───── Data listing ─────

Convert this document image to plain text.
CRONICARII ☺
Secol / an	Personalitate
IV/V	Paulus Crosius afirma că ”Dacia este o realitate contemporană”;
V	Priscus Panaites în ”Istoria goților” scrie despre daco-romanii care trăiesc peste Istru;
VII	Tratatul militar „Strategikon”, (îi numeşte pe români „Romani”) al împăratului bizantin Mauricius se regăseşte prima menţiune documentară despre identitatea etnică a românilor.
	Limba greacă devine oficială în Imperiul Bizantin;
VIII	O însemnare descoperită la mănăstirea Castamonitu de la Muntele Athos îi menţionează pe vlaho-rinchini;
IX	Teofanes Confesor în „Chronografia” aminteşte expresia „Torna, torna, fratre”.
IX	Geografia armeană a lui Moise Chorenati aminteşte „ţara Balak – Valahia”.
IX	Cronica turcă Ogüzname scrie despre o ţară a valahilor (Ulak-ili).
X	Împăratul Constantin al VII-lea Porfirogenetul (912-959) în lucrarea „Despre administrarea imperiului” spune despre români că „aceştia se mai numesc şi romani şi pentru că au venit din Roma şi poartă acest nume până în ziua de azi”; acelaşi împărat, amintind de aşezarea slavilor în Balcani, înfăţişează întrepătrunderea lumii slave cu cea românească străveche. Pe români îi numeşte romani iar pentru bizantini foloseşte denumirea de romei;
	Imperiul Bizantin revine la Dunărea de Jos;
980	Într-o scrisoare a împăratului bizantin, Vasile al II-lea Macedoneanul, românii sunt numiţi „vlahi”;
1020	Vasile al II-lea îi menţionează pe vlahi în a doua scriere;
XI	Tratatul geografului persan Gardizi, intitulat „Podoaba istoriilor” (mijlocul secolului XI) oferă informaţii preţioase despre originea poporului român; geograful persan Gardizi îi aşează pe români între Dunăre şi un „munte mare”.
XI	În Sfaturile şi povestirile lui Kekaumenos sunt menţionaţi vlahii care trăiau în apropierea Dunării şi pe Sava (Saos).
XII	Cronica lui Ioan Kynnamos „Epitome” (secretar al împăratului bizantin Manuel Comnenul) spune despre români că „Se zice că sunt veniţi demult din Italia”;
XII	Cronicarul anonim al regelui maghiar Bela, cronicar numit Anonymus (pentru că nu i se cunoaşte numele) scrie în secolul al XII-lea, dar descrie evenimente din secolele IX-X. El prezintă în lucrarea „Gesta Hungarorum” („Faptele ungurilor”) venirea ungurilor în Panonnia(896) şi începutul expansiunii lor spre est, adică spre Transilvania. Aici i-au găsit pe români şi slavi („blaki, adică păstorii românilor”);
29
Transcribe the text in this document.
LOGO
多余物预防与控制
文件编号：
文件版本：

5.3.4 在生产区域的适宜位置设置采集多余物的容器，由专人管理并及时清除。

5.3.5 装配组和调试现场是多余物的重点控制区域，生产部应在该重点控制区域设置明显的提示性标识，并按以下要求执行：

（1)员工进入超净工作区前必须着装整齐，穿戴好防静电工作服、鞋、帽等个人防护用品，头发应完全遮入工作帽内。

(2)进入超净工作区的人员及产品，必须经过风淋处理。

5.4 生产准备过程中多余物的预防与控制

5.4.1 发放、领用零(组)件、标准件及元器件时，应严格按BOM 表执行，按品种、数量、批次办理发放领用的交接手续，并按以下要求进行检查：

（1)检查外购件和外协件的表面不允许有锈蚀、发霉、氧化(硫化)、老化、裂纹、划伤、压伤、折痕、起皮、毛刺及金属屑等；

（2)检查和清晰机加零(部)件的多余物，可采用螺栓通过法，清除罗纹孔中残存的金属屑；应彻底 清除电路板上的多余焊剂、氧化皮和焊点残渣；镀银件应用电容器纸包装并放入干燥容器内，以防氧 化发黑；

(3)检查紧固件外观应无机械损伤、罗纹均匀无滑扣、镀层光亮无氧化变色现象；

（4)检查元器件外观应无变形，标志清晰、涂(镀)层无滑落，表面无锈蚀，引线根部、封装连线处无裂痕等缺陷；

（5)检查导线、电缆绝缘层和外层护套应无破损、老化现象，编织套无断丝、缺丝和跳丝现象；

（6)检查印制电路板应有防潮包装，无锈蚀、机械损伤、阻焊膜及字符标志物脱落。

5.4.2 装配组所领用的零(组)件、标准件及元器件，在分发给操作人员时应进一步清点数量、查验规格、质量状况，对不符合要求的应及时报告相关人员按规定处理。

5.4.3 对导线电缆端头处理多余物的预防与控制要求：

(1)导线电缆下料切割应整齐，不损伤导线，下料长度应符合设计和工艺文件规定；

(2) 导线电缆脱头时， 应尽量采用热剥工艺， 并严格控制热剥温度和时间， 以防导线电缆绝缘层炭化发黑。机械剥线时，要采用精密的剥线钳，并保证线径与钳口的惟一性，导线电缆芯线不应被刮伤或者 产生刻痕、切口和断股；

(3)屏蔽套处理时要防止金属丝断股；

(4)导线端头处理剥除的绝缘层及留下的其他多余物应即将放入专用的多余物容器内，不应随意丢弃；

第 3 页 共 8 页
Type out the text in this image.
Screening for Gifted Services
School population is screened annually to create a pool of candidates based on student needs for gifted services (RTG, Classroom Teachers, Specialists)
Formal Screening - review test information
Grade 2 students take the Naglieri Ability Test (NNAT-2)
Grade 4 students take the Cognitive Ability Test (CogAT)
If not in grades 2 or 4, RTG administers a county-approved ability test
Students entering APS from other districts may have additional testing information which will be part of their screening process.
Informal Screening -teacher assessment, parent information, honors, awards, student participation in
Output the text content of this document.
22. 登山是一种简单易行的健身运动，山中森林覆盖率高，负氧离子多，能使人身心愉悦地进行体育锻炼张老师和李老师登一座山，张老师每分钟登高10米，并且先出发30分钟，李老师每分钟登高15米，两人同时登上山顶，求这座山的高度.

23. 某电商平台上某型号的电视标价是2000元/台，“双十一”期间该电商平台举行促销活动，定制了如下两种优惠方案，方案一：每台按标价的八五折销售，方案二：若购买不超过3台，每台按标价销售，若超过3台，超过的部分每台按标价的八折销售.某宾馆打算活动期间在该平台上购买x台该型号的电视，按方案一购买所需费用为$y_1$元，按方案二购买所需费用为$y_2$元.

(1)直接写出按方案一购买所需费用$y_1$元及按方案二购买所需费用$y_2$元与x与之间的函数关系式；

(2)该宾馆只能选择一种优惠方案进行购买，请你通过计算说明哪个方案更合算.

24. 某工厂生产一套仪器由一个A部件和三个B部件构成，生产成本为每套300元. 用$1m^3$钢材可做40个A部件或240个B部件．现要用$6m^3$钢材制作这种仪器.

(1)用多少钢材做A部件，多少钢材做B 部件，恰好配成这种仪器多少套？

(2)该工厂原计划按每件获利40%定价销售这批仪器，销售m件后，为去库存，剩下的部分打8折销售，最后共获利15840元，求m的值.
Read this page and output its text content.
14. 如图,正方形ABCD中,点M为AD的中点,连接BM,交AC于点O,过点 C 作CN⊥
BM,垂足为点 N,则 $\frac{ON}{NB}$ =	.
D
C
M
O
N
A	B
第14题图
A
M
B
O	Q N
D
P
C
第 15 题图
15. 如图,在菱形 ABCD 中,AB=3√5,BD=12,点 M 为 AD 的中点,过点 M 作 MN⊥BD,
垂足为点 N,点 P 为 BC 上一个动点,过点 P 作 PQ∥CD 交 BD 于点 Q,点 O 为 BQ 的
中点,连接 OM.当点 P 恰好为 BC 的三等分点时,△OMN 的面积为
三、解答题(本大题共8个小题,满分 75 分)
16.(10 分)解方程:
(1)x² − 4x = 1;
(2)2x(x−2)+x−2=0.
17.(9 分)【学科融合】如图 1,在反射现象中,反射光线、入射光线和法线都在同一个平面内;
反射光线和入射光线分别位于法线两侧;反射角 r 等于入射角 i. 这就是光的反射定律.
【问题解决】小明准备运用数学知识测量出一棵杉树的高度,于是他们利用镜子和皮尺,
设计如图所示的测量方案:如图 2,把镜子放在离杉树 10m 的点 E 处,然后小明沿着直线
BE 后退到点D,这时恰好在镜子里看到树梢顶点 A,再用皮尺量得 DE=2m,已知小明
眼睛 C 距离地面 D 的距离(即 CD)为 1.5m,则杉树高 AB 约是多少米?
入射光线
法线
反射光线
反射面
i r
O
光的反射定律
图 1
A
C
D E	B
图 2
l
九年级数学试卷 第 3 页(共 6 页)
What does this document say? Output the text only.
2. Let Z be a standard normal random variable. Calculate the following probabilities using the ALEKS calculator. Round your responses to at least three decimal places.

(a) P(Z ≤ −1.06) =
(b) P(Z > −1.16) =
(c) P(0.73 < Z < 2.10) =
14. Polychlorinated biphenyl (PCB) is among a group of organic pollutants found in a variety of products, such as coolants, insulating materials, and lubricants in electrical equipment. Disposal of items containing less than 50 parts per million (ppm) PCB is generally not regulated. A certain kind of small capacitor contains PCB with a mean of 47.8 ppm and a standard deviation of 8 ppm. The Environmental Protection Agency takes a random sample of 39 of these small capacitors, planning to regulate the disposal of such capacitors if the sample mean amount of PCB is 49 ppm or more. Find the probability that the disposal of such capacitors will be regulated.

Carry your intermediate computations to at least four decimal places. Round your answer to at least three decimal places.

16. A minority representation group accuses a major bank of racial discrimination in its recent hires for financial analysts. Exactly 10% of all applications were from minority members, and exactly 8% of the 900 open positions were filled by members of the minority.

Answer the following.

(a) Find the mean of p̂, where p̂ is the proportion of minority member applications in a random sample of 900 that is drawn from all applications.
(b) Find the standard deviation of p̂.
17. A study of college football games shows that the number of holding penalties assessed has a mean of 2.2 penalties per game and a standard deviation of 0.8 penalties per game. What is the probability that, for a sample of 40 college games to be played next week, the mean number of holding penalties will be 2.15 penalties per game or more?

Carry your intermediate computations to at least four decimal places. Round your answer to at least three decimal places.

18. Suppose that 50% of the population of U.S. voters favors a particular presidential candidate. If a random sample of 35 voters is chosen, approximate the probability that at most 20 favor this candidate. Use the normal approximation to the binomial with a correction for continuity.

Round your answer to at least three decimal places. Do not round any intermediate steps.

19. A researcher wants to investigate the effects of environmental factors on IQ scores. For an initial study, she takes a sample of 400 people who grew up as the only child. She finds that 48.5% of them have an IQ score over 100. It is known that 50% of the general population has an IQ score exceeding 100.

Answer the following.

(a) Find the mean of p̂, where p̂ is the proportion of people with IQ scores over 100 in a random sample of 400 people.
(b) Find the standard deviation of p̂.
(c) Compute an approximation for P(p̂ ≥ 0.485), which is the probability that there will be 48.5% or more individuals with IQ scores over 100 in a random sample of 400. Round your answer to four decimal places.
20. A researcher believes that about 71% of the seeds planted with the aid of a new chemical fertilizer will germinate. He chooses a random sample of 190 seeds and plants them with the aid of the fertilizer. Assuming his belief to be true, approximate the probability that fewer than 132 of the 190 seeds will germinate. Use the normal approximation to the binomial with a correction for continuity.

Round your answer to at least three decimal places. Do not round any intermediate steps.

─────

Task statement —
Note each line of the entries that has "minority" in it, and copy those lines.

Response below —
16. A minority representation group accuses a major bank of racial discrimination in its recent hires for financial analysts. Exactly 10% of all applications were from minority members, and exactly 8% of the 900 open positions were filled by members of the minority.
(a) Find the mean of p̂, where p̂ is the proportion of minority member applications in a random sample of 900 that is drawn from all applications.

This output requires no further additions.